Stored records:
++++++++++++++++++++
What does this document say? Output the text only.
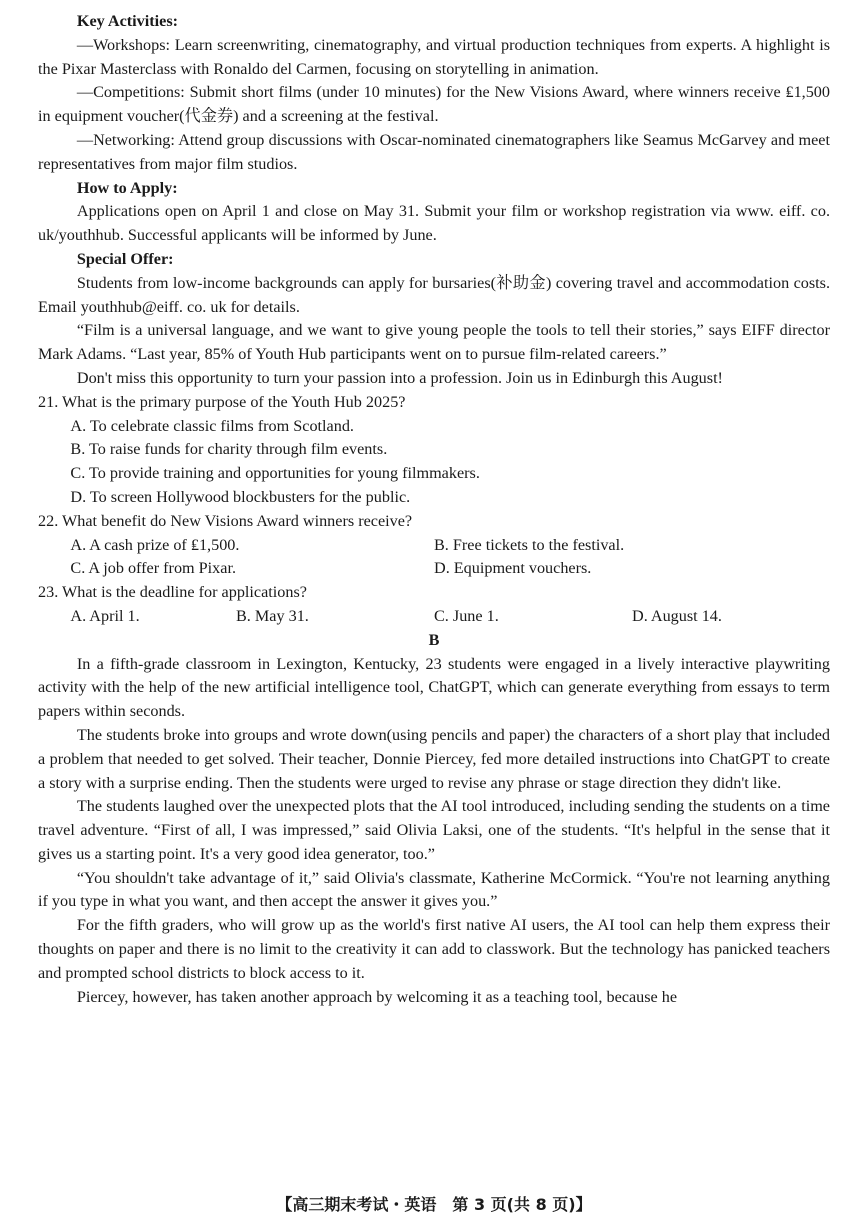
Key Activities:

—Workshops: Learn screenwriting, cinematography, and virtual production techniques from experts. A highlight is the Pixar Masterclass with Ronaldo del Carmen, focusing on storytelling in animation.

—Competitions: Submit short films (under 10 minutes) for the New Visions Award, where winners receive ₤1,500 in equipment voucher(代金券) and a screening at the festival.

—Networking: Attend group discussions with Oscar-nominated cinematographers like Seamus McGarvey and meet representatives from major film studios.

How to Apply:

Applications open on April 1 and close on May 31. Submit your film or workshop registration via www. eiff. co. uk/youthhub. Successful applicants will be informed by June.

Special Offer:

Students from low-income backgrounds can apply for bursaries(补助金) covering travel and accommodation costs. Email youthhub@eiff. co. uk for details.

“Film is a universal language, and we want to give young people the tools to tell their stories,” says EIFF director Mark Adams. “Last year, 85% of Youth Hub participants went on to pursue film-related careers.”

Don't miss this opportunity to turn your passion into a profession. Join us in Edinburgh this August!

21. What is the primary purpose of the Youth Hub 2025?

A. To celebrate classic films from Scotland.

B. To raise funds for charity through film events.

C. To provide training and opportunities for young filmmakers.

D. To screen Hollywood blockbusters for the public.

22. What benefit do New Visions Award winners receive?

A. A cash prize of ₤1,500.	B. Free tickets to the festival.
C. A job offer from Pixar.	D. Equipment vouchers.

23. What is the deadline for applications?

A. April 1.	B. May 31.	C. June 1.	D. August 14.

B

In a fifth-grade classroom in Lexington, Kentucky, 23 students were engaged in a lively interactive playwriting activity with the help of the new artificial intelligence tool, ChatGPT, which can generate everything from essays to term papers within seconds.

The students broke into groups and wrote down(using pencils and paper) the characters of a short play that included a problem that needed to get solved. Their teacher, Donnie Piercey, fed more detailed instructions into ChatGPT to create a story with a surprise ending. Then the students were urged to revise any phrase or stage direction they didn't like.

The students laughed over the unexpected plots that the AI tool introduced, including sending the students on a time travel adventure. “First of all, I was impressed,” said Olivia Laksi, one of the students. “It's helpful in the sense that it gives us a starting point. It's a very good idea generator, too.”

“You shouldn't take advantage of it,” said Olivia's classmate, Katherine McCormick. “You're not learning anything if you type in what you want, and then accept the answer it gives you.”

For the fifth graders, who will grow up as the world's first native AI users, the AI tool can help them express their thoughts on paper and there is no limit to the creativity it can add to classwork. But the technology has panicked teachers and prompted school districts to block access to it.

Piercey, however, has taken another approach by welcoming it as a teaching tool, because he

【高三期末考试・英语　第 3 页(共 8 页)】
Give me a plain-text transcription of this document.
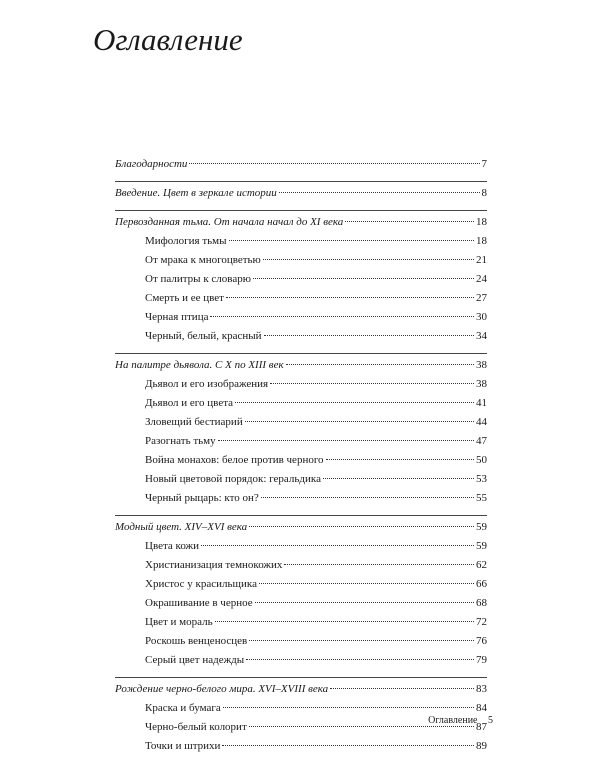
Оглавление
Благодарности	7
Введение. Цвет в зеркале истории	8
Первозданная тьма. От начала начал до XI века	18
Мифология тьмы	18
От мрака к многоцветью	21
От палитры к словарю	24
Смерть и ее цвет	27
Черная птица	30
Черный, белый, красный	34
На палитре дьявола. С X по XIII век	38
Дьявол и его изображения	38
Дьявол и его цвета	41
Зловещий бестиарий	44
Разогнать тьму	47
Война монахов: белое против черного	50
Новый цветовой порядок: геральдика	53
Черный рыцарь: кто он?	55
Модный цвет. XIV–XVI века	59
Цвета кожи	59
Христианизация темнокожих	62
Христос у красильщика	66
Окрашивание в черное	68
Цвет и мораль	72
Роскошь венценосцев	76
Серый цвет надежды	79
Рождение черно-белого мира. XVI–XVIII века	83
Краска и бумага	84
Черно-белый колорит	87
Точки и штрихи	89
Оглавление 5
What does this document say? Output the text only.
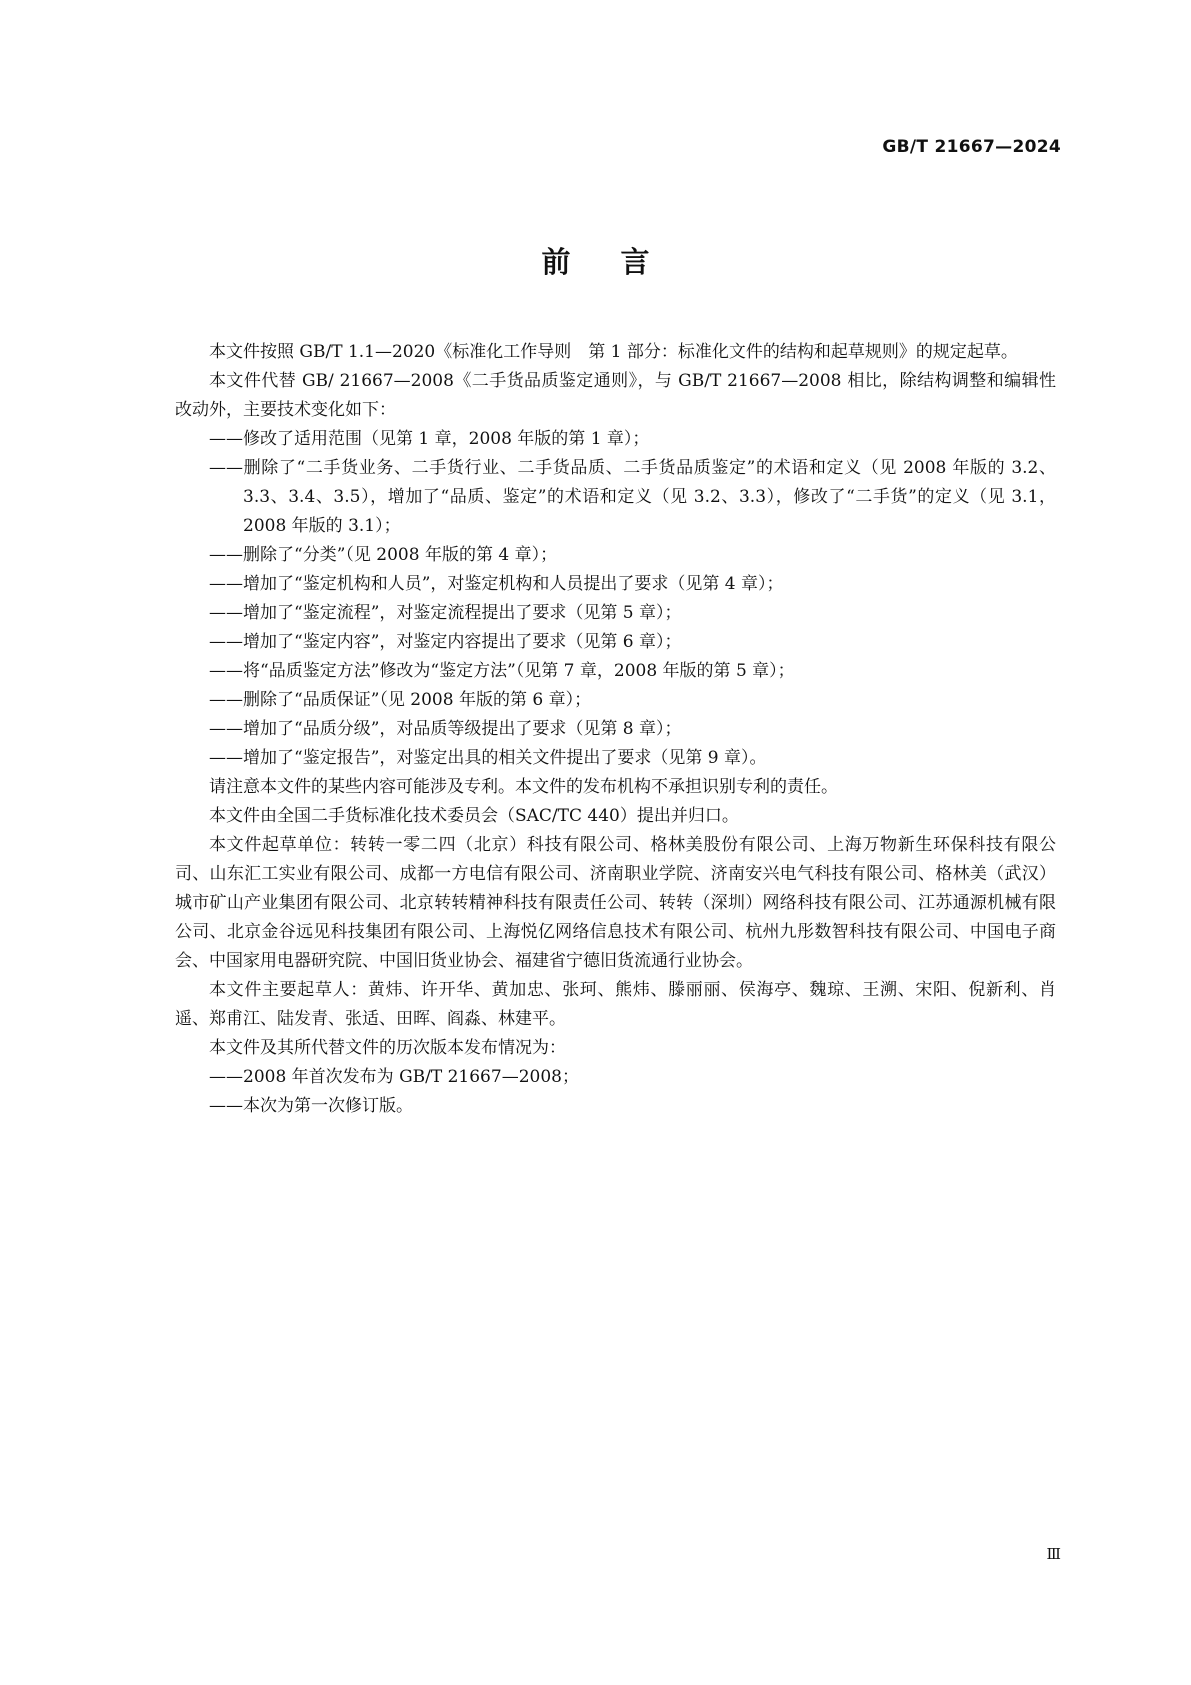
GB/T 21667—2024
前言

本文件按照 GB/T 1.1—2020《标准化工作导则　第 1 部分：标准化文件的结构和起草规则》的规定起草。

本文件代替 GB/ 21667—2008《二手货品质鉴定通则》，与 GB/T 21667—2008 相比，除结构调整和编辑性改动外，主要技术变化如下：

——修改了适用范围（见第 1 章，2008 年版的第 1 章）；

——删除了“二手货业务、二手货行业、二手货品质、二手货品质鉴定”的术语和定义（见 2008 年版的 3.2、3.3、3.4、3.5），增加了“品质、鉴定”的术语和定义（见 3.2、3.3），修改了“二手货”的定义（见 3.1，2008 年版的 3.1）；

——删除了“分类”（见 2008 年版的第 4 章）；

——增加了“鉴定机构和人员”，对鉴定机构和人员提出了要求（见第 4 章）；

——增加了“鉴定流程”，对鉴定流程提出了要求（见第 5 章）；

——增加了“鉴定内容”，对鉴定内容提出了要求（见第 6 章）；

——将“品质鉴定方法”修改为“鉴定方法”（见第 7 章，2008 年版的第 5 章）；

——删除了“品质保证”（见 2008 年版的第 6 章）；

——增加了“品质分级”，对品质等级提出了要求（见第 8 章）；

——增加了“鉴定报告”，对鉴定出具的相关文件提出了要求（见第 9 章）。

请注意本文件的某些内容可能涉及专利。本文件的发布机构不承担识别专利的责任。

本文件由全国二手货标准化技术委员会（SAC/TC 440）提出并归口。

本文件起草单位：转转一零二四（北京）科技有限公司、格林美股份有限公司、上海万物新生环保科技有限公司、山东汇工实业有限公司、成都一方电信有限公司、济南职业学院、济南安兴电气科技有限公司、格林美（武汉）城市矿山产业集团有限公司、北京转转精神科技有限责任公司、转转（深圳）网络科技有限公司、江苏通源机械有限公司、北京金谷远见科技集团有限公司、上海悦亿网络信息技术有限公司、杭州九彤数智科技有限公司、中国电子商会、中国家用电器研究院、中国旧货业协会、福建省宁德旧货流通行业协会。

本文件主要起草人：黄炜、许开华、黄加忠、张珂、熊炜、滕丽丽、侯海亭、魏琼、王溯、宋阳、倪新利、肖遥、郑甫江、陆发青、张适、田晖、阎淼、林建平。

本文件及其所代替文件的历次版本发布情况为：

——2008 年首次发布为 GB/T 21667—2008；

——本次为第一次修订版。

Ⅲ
++++++++++++++++++++
* _Exercise prompt_: Looking at the material above, count the lines that hold "travel" and give the total alone.

* _Solved exercise_: 2